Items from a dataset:
►
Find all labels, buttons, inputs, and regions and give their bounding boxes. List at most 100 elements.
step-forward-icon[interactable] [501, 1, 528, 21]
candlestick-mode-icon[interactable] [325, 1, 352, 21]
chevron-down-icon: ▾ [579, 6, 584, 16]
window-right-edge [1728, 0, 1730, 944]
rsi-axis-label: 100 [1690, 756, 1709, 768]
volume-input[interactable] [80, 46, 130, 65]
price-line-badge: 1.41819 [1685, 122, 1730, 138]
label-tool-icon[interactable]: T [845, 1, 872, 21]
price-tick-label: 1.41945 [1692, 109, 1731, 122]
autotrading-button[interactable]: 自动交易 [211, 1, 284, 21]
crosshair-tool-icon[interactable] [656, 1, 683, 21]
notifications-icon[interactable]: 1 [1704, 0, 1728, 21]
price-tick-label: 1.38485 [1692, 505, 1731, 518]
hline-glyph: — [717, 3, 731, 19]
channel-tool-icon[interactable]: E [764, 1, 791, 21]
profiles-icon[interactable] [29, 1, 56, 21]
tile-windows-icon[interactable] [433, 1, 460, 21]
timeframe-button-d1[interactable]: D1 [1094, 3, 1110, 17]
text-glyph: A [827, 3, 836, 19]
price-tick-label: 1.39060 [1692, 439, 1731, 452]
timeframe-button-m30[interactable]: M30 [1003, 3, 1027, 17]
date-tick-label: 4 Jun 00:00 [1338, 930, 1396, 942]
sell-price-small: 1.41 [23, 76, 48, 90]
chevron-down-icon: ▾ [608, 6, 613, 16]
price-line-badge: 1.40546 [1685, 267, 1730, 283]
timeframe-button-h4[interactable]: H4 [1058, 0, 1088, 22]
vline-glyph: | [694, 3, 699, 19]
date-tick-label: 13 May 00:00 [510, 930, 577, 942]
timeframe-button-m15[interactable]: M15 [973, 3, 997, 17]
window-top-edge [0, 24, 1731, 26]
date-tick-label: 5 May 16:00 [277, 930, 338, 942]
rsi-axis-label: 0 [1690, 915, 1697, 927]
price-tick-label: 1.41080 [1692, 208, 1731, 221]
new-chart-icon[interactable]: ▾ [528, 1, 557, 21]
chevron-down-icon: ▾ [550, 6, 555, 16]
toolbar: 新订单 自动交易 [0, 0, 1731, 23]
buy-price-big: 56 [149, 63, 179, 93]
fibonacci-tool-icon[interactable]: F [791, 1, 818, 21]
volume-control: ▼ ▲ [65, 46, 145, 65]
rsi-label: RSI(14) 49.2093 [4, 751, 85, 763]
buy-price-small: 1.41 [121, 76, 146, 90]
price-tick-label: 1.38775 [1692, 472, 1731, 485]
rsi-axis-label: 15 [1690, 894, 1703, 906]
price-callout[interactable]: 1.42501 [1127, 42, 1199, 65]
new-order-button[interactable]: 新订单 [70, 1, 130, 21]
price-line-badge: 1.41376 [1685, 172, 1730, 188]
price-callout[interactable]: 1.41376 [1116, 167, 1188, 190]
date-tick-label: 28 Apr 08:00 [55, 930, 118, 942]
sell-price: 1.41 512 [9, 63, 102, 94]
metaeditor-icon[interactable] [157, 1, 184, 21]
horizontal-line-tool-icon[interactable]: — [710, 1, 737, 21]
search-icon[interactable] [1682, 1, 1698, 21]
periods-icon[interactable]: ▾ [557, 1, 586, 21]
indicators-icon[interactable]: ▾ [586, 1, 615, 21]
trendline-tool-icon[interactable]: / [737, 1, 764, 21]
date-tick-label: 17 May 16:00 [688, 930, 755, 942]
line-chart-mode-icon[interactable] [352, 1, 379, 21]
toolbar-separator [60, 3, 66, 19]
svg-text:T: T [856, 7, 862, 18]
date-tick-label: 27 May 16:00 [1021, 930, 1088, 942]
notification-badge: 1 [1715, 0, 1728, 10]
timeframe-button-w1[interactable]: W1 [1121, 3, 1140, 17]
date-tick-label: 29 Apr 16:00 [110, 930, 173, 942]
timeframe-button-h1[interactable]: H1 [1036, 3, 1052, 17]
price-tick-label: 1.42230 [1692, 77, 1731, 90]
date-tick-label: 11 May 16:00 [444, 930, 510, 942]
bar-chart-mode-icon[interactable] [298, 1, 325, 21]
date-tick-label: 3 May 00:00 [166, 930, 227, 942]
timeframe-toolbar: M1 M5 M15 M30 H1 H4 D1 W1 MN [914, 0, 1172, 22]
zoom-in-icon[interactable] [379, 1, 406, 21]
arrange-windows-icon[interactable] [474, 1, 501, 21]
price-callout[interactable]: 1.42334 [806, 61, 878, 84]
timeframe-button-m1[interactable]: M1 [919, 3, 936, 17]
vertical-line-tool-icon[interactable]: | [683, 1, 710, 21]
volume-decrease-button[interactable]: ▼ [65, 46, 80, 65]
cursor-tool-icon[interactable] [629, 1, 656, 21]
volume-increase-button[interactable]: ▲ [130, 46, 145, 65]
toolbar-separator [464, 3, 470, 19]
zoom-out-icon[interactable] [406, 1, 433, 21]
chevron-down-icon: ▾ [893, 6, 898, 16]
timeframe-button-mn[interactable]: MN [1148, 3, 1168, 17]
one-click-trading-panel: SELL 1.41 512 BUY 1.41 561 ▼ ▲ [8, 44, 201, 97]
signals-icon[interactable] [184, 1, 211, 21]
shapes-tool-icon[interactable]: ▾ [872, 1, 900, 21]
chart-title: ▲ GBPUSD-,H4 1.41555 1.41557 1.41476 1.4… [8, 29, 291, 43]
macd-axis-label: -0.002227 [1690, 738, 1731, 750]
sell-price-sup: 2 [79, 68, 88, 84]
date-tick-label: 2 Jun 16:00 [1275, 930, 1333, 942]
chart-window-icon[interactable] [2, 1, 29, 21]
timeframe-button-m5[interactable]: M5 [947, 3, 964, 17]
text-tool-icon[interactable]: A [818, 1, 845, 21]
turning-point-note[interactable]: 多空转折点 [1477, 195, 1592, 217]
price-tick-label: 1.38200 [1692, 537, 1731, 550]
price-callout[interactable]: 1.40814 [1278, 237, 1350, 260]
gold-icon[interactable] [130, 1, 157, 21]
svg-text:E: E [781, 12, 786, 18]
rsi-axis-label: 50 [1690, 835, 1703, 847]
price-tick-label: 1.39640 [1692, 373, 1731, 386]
◄
## EXERCISE TASK
Retype every line of the listing above without changing anything.

## WRITTEN ANSWER
Find all labels, buttons, inputs, and regions and give their bounding boxes. List at most 100 elements.
step-forward-icon[interactable] [501, 1, 528, 21]
candlestick-mode-icon[interactable] [325, 1, 352, 21]
chevron-down-icon: ▾ [579, 6, 584, 16]
window-right-edge [1728, 0, 1730, 944]
rsi-axis-label: 100 [1690, 756, 1709, 768]
volume-input[interactable] [80, 46, 130, 65]
price-line-badge: 1.41819 [1685, 122, 1730, 138]
label-tool-icon[interactable]: T [845, 1, 872, 21]
price-tick-label: 1.41945 [1692, 109, 1731, 122]
autotrading-button[interactable]: 自动交易 [211, 1, 284, 21]
crosshair-tool-icon[interactable] [656, 1, 683, 21]
notifications-icon[interactable]: 1 [1704, 0, 1728, 21]
price-tick-label: 1.38485 [1692, 505, 1731, 518]
hline-glyph: — [717, 3, 731, 19]
channel-tool-icon[interactable]: E [764, 1, 791, 21]
profiles-icon[interactable] [29, 1, 56, 21]
tile-windows-icon[interactable] [433, 1, 460, 21]
timeframe-button-d1[interactable]: D1 [1094, 3, 1110, 17]
text-glyph: A [827, 3, 836, 19]
price-tick-label: 1.39060 [1692, 439, 1731, 452]
timeframe-button-m30[interactable]: M30 [1003, 3, 1027, 17]
date-tick-label: 4 Jun 00:00 [1338, 930, 1396, 942]
sell-price-small: 1.41 [23, 76, 48, 90]
chevron-down-icon: ▾ [608, 6, 613, 16]
price-line-badge: 1.40546 [1685, 267, 1730, 283]
timeframe-button-h4[interactable]: H4 [1058, 0, 1088, 22]
vline-glyph: | [694, 3, 699, 19]
date-tick-label: 13 May 00:00 [510, 930, 577, 942]
timeframe-button-m15[interactable]: M15 [973, 3, 997, 17]
window-top-edge [0, 24, 1731, 26]
date-tick-label: 5 May 16:00 [277, 930, 338, 942]
rsi-axis-label: 0 [1690, 915, 1697, 927]
price-tick-label: 1.41080 [1692, 208, 1731, 221]
new-chart-icon[interactable]: ▾ [528, 1, 557, 21]
chevron-down-icon: ▾ [550, 6, 555, 16]
toolbar: 新订单 自动交易 [0, 0, 1731, 23]
buy-price-big: 56 [149, 63, 179, 93]
fibonacci-tool-icon[interactable]: F [791, 1, 818, 21]
volume-control: ▼ ▲ [65, 46, 145, 65]
rsi-label: RSI(14) 49.2093 [4, 751, 85, 763]
buy-price-small: 1.41 [121, 76, 146, 90]
price-tick-label: 1.38775 [1692, 472, 1731, 485]
rsi-axis-label: 15 [1690, 894, 1703, 906]
price-callout[interactable]: 1.42501 [1127, 42, 1199, 65]
new-order-button[interactable]: 新订单 [70, 1, 130, 21]
price-line-badge: 1.41376 [1685, 172, 1730, 188]
price-callout[interactable]: 1.41376 [1116, 167, 1188, 190]
date-tick-label: 28 Apr 08:00 [55, 930, 118, 942]
sell-price: 1.41 512 [9, 63, 102, 94]
metaeditor-icon[interactable] [157, 1, 184, 21]
horizontal-line-tool-icon[interactable]: — [710, 1, 737, 21]
search-icon[interactable] [1682, 1, 1698, 21]
periods-icon[interactable]: ▾ [557, 1, 586, 21]
indicators-icon[interactable]: ▾ [586, 1, 615, 21]
trendline-tool-icon[interactable]: / [737, 1, 764, 21]
date-tick-label: 17 May 16:00 [688, 930, 755, 942]
line-chart-mode-icon[interactable] [352, 1, 379, 21]
toolbar-separator [60, 3, 66, 19]
svg-text:T: T [856, 7, 862, 18]
date-tick-label: 27 May 16:00 [1021, 930, 1088, 942]
notification-badge: 1 [1715, 0, 1728, 10]
timeframe-button-w1[interactable]: W1 [1121, 3, 1140, 17]
date-tick-label: 29 Apr 16:00 [110, 930, 173, 942]
timeframe-button-h1[interactable]: H1 [1036, 3, 1052, 17]
price-tick-label: 1.42230 [1692, 77, 1731, 90]
date-tick-label: 11 May 16:00 [444, 930, 510, 942]
bar-chart-mode-icon[interactable] [298, 1, 325, 21]
date-tick-label: 3 May 00:00 [166, 930, 227, 942]
timeframe-toolbar: M1 M5 M15 M30 H1 H4 D1 W1 MN [914, 0, 1172, 22]
zoom-in-icon[interactable] [379, 1, 406, 21]
arrange-windows-icon[interactable] [474, 1, 501, 21]
price-callout[interactable]: 1.42334 [806, 61, 878, 84]
timeframe-button-m1[interactable]: M1 [919, 3, 936, 17]
vertical-line-tool-icon[interactable]: | [683, 1, 710, 21]
volume-decrease-button[interactable]: ▼ [65, 46, 80, 65]
cursor-tool-icon[interactable] [629, 1, 656, 21]
volume-increase-button[interactable]: ▲ [130, 46, 145, 65]
toolbar-separator [464, 3, 470, 19]
zoom-out-icon[interactable] [406, 1, 433, 21]
chevron-down-icon: ▾ [893, 6, 898, 16]
timeframe-button-mn[interactable]: MN [1148, 3, 1168, 17]
one-click-trading-panel: SELL 1.41 512 BUY 1.41 561 ▼ ▲ [8, 44, 201, 97]
signals-icon[interactable] [184, 1, 211, 21]
shapes-tool-icon[interactable]: ▾ [872, 1, 900, 21]
chart-title: ▲ GBPUSD-,H4 1.41555 1.41557 1.41476 1.4… [8, 29, 291, 43]
macd-axis-label: -0.002227 [1690, 738, 1731, 750]
sell-price-sup: 2 [79, 68, 88, 84]
date-tick-label: 2 Jun 16:00 [1275, 930, 1333, 942]
chart-window-icon[interactable] [2, 1, 29, 21]
timeframe-button-m5[interactable]: M5 [947, 3, 964, 17]
text-tool-icon[interactable]: A [818, 1, 845, 21]
turning-point-note[interactable]: 多空转折点 [1477, 195, 1592, 217]
price-tick-label: 1.38200 [1692, 537, 1731, 550]
price-callout[interactable]: 1.40814 [1278, 237, 1350, 260]
gold-icon[interactable] [130, 1, 157, 21]
svg-text:E: E [781, 12, 786, 18]
rsi-axis-label: 50 [1690, 835, 1703, 847]
price-tick-label: 1.39640 [1692, 373, 1731, 386]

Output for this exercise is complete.